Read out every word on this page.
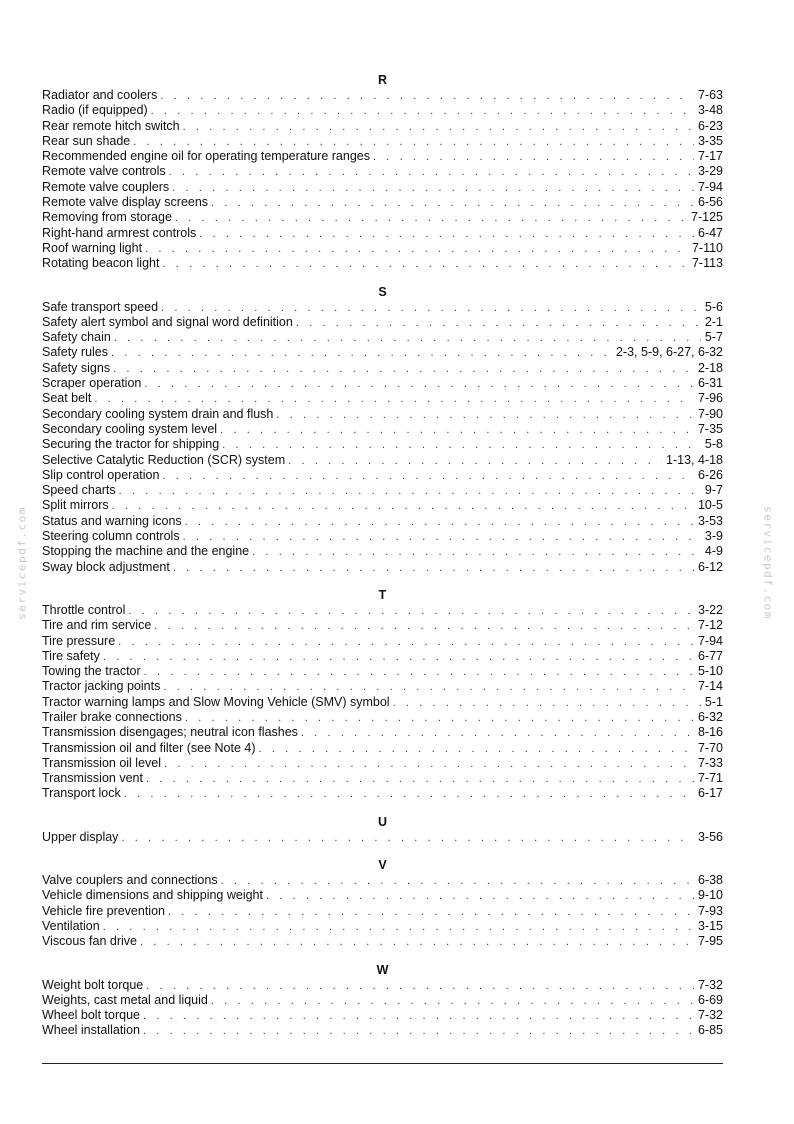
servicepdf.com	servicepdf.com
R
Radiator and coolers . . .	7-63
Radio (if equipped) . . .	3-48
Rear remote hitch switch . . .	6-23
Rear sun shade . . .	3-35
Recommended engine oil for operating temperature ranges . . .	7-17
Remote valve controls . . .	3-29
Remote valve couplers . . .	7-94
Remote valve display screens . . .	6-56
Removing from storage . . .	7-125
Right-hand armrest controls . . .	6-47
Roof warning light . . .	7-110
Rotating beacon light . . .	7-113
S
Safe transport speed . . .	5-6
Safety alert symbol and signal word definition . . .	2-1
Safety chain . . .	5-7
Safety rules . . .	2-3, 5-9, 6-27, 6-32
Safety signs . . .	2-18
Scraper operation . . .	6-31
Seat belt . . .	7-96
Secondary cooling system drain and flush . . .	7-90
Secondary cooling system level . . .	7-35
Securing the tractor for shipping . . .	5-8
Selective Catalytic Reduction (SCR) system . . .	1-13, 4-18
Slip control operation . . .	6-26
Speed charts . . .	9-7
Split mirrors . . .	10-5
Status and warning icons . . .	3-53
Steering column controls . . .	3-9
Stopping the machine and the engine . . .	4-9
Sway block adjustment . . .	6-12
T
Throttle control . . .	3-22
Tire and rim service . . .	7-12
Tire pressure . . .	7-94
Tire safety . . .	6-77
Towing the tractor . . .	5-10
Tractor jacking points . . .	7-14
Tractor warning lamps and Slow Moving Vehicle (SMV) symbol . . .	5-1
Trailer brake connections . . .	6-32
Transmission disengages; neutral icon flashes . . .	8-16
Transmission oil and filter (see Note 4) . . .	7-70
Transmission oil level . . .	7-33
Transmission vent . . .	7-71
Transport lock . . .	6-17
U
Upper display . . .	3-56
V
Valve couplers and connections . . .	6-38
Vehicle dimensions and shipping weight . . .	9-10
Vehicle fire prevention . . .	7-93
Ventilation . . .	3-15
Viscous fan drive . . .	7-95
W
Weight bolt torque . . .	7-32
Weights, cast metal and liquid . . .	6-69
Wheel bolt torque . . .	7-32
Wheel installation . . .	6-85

--

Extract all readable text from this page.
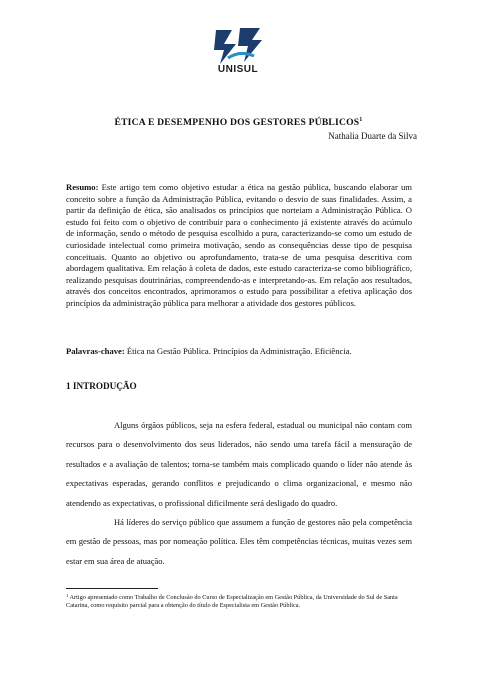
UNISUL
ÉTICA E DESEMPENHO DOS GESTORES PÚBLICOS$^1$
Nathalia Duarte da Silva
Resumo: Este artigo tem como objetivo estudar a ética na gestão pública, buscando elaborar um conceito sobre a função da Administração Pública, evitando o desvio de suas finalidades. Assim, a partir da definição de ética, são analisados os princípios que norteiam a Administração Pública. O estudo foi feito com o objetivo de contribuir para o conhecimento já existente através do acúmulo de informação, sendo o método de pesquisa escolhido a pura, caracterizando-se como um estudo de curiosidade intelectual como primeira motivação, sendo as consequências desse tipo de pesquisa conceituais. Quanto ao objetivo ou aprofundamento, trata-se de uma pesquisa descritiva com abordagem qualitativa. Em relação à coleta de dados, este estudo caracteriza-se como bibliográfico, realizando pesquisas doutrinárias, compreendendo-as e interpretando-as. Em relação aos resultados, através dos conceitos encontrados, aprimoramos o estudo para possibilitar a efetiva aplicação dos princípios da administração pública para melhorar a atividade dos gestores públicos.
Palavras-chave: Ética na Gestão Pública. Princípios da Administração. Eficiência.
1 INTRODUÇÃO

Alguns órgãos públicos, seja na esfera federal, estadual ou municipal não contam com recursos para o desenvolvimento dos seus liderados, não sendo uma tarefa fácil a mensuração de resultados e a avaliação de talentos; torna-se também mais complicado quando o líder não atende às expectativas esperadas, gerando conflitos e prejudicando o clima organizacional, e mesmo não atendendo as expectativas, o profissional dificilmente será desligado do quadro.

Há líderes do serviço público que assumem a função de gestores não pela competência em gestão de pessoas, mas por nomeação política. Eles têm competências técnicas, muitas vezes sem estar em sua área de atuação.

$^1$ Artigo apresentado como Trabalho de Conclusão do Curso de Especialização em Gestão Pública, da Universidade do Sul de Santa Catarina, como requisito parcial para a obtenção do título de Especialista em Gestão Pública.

--

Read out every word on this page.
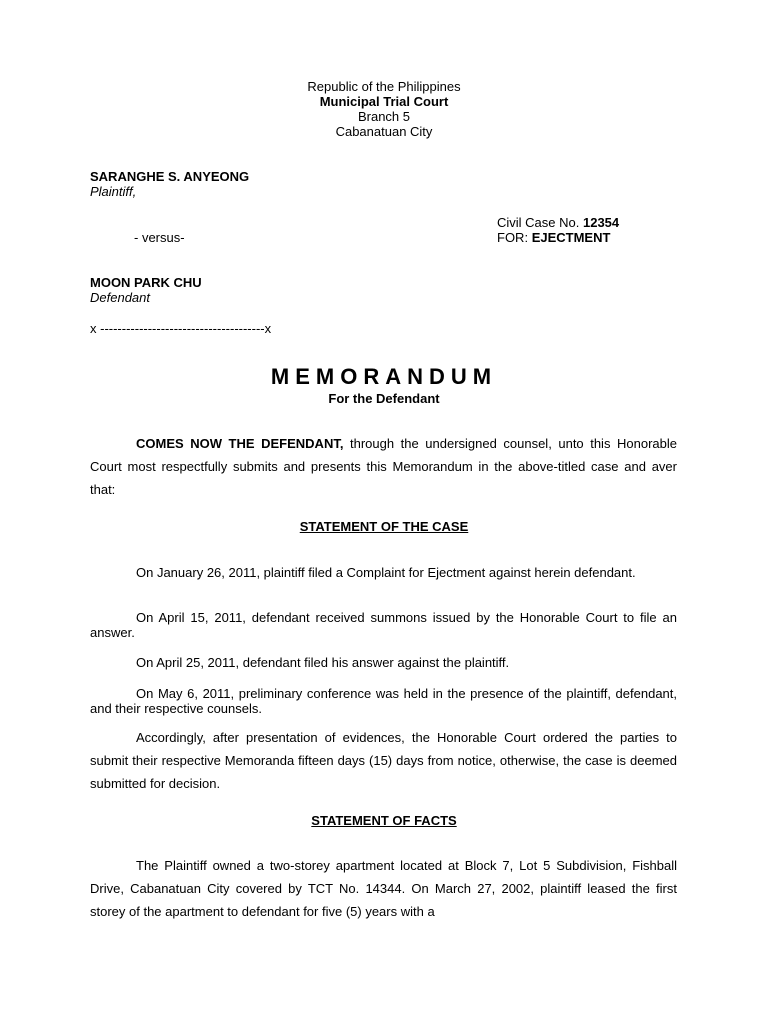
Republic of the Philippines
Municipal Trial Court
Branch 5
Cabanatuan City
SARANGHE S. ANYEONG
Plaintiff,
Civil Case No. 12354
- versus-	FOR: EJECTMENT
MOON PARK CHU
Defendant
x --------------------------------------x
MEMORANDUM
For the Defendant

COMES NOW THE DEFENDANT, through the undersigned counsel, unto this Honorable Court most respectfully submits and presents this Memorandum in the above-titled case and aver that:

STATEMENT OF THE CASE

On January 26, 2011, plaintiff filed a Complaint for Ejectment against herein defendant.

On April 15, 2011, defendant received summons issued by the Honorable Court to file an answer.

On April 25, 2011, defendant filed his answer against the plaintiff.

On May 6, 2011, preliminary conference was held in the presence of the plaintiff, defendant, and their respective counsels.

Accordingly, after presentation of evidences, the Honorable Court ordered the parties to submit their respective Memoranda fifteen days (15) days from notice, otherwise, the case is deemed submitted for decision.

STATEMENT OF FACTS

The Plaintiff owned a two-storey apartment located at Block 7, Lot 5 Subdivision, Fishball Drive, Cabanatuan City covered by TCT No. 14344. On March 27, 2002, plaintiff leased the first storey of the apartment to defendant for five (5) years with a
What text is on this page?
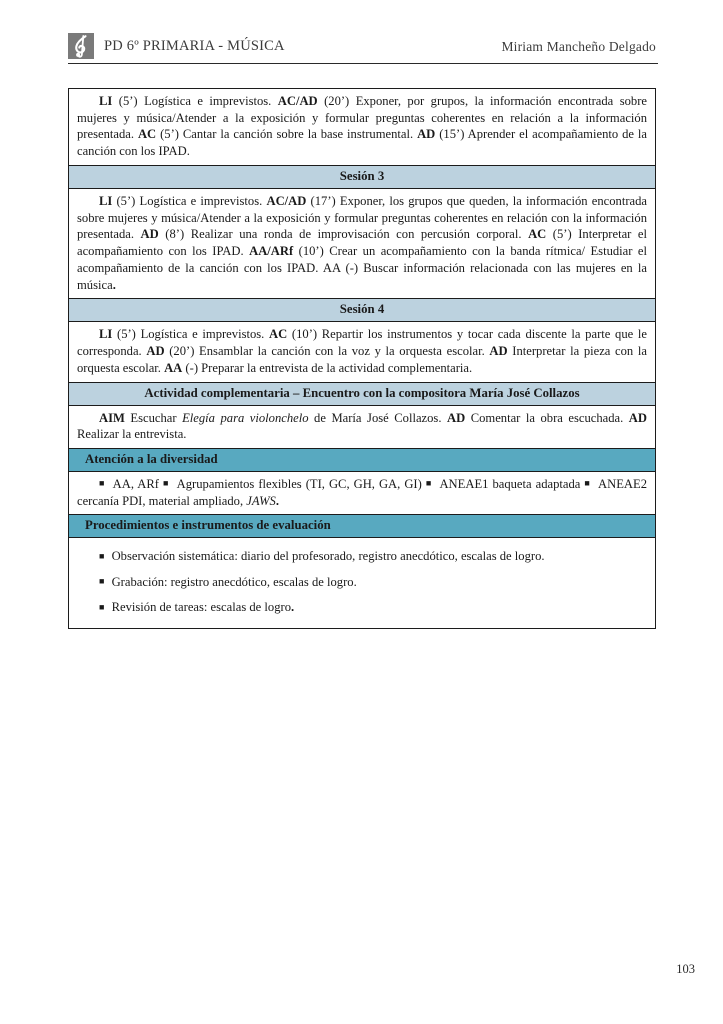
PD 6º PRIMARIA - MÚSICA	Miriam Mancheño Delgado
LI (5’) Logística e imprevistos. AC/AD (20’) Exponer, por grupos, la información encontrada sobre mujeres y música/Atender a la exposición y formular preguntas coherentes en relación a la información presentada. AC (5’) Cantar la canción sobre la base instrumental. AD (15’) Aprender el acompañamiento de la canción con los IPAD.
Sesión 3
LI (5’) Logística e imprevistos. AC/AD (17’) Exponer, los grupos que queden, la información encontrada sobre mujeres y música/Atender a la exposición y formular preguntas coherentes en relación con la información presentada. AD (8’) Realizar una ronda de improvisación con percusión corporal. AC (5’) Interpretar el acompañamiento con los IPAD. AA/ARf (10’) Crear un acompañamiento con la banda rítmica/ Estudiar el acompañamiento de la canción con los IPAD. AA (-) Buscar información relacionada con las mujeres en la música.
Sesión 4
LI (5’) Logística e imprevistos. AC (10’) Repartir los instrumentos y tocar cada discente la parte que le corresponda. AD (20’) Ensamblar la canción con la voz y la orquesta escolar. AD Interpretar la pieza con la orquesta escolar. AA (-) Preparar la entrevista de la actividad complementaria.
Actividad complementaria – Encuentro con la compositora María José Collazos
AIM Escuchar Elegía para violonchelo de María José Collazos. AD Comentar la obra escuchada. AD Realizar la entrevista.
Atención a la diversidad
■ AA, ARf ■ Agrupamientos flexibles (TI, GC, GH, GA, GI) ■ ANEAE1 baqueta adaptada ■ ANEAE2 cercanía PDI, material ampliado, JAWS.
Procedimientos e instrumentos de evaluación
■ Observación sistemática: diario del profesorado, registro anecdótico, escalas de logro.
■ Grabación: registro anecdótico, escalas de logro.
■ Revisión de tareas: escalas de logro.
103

--

■ Aim of the exercise: Filter the listing for the word "answer" and copy every line that holds it.

■ Exercise response:
On April 15, 2011, defendant received summons issued by the Honorable Court to file an answer.
On April 25, 2011, defendant filed his answer against the plaintiff.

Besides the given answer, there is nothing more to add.